Task material

————

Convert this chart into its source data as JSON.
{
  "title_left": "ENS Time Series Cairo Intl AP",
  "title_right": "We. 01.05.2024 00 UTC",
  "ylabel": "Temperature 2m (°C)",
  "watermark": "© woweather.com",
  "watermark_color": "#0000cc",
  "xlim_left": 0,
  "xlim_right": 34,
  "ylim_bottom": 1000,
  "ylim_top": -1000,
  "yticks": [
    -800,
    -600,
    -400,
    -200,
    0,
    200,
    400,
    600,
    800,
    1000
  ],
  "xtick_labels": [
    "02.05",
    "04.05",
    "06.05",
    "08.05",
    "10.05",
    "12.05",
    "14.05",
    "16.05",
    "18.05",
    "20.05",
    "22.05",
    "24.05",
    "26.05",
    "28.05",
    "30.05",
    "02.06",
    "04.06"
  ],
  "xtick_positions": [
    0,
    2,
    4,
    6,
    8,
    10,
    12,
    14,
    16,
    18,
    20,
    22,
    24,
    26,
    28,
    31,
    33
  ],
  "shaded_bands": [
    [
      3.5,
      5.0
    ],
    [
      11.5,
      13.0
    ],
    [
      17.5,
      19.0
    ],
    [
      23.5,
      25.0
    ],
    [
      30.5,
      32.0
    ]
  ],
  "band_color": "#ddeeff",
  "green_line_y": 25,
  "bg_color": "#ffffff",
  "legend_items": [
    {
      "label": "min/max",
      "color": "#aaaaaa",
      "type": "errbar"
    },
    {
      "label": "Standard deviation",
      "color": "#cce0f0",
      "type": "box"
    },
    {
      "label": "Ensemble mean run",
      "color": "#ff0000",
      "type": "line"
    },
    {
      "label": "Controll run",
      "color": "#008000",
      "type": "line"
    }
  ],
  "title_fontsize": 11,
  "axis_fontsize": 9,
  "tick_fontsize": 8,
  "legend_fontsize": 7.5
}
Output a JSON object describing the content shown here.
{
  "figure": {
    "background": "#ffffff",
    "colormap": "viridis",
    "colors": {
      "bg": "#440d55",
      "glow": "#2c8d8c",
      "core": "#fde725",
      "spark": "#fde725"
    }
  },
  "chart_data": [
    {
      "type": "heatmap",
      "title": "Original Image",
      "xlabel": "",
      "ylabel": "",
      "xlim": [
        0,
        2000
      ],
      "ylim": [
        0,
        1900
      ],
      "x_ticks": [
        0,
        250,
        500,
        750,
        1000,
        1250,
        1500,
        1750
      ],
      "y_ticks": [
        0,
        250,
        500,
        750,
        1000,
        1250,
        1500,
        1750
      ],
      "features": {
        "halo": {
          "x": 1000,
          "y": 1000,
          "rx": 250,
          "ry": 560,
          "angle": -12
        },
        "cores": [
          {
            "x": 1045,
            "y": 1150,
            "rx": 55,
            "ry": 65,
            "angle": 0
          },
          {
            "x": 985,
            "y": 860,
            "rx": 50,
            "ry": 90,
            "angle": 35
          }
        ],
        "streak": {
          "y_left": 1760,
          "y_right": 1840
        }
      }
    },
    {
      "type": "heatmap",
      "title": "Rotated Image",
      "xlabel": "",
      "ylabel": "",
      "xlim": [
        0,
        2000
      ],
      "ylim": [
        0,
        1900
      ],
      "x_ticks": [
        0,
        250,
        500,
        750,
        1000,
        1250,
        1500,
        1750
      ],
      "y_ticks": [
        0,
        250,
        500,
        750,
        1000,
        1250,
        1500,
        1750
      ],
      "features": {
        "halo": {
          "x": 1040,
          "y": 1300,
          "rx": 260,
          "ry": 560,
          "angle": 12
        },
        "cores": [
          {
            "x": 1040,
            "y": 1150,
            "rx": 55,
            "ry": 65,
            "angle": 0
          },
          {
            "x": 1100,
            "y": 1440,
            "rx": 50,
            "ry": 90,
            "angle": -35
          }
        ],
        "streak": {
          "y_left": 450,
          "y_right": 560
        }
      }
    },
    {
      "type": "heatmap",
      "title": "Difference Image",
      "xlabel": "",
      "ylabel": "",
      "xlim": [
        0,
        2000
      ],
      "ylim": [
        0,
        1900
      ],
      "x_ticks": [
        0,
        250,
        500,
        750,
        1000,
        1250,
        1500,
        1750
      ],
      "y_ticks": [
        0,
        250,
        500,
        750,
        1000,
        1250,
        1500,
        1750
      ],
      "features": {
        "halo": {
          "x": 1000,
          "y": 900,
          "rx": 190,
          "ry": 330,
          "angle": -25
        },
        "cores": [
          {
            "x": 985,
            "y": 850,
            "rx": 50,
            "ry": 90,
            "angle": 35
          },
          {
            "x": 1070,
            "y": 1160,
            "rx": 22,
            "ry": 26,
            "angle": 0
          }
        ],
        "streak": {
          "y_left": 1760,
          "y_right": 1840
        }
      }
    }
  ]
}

————

Task statement
Reproduce the entries above in full by retyping them exactly.

Result for this task
Convert this chart into its source data as JSON.
{
  "title_left": "ENS Time Series Cairo Intl AP",
  "title_right": "We. 01.05.2024 00 UTC",
  "ylabel": "Temperature 2m (°C)",
  "watermark": "© woweather.com",
  "watermark_color": "#0000cc",
  "xlim_left": 0,
  "xlim_right": 34,
  "ylim_bottom": 1000,
  "ylim_top": -1000,
  "yticks": [
    -800,
    -600,
    -400,
    -200,
    0,
    200,
    400,
    600,
    800,
    1000
  ],
  "xtick_labels": [
    "02.05",
    "04.05",
    "06.05",
    "08.05",
    "10.05",
    "12.05",
    "14.05",
    "16.05",
    "18.05",
    "20.05",
    "22.05",
    "24.05",
    "26.05",
    "28.05",
    "30.05",
    "02.06",
    "04.06"
  ],
  "xtick_positions": [
    0,
    2,
    4,
    6,
    8,
    10,
    12,
    14,
    16,
    18,
    20,
    22,
    24,
    26,
    28,
    31,
    33
  ],
  "shaded_bands": [
    [
      3.5,
      5.0
    ],
    [
      11.5,
      13.0
    ],
    [
      17.5,
      19.0
    ],
    [
      23.5,
      25.0
    ],
    [
      30.5,
      32.0
    ]
  ],
  "band_color": "#ddeeff",
  "green_line_y": 25,
  "bg_color": "#ffffff",
  "legend_items": [
    {
      "label": "min/max",
      "color": "#aaaaaa",
      "type": "errbar"
    },
    {
      "label": "Standard deviation",
      "color": "#cce0f0",
      "type": "box"
    },
    {
      "label": "Ensemble mean run",
      "color": "#ff0000",
      "type": "line"
    },
    {
      "label": "Controll run",
      "color": "#008000",
      "type": "line"
    }
  ],
  "title_fontsize": 11,
  "axis_fontsize": 9,
  "tick_fontsize": 8,
  "legend_fontsize": 7.5
}
Output a JSON object describing the content shown here.
{
  "figure": {
    "background": "#ffffff",
    "colormap": "viridis",
    "colors": {
      "bg": "#440d55",
      "glow": "#2c8d8c",
      "core": "#fde725",
      "spark": "#fde725"
    }
  },
  "chart_data": [
    {
      "type": "heatmap",
      "title": "Original Image",
      "xlabel": "",
      "ylabel": "",
      "xlim": [
        0,
        2000
      ],
      "ylim": [
        0,
        1900
      ],
      "x_ticks": [
        0,
        250,
        500,
        750,
        1000,
        1250,
        1500,
        1750
      ],
      "y_ticks": [
        0,
        250,
        500,
        750,
        1000,
        1250,
        1500,
        1750
      ],
      "features": {
        "halo": {
          "x": 1000,
          "y": 1000,
          "rx": 250,
          "ry": 560,
          "angle": -12
        },
        "cores": [
          {
            "x": 1045,
            "y": 1150,
            "rx": 55,
            "ry": 65,
            "angle": 0
          },
          {
            "x": 985,
            "y": 860,
            "rx": 50,
            "ry": 90,
            "angle": 35
          }
        ],
        "streak": {
          "y_left": 1760,
          "y_right": 1840
        }
      }
    },
    {
      "type": "heatmap",
      "title": "Rotated Image",
      "xlabel": "",
      "ylabel": "",
      "xlim": [
        0,
        2000
      ],
      "ylim": [
        0,
        1900
      ],
      "x_ticks": [
        0,
        250,
        500,
        750,
        1000,
        1250,
        1500,
        1750
      ],
      "y_ticks": [
        0,
        250,
        500,
        750,
        1000,
        1250,
        1500,
        1750
      ],
      "features": {
        "halo": {
          "x": 1040,
          "y": 1300,
          "rx": 260,
          "ry": 560,
          "angle": 12
        },
        "cores": [
          {
            "x": 1040,
            "y": 1150,
            "rx": 55,
            "ry": 65,
            "angle": 0
          },
          {
            "x": 1100,
            "y": 1440,
            "rx": 50,
            "ry": 90,
            "angle": -35
          }
        ],
        "streak": {
          "y_left": 450,
          "y_right": 560
        }
      }
    },
    {
      "type": "heatmap",
      "title": "Difference Image",
      "xlabel": "",
      "ylabel": "",
      "xlim": [
        0,
        2000
      ],
      "ylim": [
        0,
        1900
      ],
      "x_ticks": [
        0,
        250,
        500,
        750,
        1000,
        1250,
        1500,
        1750
      ],
      "y_ticks": [
        0,
        250,
        500,
        750,
        1000,
        1250,
        1500,
        1750
      ],
      "features": {
        "halo": {
          "x": 1000,
          "y": 900,
          "rx": 190,
          "ry": 330,
          "angle": -25
        },
        "cores": [
          {
            "x": 985,
            "y": 850,
            "rx": 50,
            "ry": 90,
            "angle": 35
          },
          {
            "x": 1070,
            "y": 1160,
            "rx": 22,
            "ry": 26,
            "angle": 0
          }
        ],
        "streak": {
          "y_left": 1760,
          "y_right": 1840
        }
      }
    }
  ]
}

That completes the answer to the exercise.